Toward More Informative ESC/Java Warning Messages

Todd Millstein, University of Washington

Introduction

This year will be my fourth as a PhD student in computer science at the University of Washington. My advisor is Craig Chambers, and my research involves the study of object-oriented programming languages that support multimethods. In particular, I have designed modular static typechecking algorithms for such languages.

I chose to do an internship at SRC for several reasons. I have been interested in formal methods for many years, so I was happy for the opportunity to learn about the challenges and tradeoffs involved in creating a practical program verification tool. I also knew a bit about SRC and thought that it would be a fun and exciting work environment. Finally, I was interested in taking a break from my PhD research and getting a glimpse of life outside academia.

=== Raw data ===
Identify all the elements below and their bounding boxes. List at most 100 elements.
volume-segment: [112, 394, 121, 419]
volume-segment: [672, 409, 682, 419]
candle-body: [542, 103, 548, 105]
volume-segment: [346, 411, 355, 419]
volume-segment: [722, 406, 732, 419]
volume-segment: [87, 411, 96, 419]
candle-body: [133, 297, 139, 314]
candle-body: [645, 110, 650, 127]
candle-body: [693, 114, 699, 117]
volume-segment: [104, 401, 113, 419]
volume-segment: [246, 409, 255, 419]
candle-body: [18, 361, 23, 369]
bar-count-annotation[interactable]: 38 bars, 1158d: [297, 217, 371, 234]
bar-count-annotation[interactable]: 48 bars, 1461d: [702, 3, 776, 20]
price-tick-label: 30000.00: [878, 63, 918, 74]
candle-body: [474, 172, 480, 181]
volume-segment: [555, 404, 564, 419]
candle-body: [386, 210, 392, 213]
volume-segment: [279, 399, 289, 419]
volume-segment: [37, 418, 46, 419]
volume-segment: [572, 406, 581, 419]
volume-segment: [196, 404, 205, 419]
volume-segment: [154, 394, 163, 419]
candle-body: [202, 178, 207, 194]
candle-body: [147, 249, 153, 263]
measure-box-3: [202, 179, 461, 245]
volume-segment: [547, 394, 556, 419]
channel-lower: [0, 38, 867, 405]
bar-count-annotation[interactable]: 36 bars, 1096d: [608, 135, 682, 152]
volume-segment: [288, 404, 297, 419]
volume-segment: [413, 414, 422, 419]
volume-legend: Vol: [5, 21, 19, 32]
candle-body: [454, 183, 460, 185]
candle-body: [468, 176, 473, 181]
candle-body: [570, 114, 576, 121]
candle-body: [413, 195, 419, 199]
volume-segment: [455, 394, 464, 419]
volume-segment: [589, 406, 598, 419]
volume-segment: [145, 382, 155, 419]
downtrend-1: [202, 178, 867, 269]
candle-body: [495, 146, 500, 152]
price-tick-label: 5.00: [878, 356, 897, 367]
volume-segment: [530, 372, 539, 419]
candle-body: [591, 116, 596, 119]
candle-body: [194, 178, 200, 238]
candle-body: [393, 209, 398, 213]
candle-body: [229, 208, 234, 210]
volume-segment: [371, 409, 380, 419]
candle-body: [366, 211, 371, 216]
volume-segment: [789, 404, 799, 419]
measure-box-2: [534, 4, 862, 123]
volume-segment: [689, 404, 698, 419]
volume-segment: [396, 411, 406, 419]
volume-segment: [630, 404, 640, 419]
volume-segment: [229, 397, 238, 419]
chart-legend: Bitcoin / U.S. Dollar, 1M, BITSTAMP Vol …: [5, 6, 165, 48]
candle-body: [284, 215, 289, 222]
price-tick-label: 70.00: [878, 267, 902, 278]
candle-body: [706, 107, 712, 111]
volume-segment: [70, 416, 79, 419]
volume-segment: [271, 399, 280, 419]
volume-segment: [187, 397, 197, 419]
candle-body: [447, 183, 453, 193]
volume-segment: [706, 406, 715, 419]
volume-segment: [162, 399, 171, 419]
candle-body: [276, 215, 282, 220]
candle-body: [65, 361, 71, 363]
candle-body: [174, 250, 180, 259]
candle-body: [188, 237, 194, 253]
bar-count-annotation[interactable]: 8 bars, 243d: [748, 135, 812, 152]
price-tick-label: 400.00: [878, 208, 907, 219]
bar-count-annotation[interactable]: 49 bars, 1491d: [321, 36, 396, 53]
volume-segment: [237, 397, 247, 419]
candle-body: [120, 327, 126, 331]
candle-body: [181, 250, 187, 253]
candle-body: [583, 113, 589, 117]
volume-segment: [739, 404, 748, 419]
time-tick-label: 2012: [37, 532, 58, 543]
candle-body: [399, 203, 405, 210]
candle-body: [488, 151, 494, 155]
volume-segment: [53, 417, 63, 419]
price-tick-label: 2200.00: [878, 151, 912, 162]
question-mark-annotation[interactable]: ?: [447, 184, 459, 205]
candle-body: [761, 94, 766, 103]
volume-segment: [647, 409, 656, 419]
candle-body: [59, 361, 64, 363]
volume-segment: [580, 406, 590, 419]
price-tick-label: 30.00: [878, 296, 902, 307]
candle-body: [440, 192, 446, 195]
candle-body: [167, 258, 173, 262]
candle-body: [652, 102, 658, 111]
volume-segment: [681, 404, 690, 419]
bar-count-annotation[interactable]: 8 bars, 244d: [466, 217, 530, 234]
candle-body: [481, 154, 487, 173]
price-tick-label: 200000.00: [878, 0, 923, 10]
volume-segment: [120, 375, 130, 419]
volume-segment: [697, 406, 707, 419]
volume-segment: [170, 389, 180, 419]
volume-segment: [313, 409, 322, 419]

=== Assignment ===
In the ESC/Java warning messages introduction, who is named as the author's advisor? You won't need the data here.

=== Expected output ===
Craig Chambers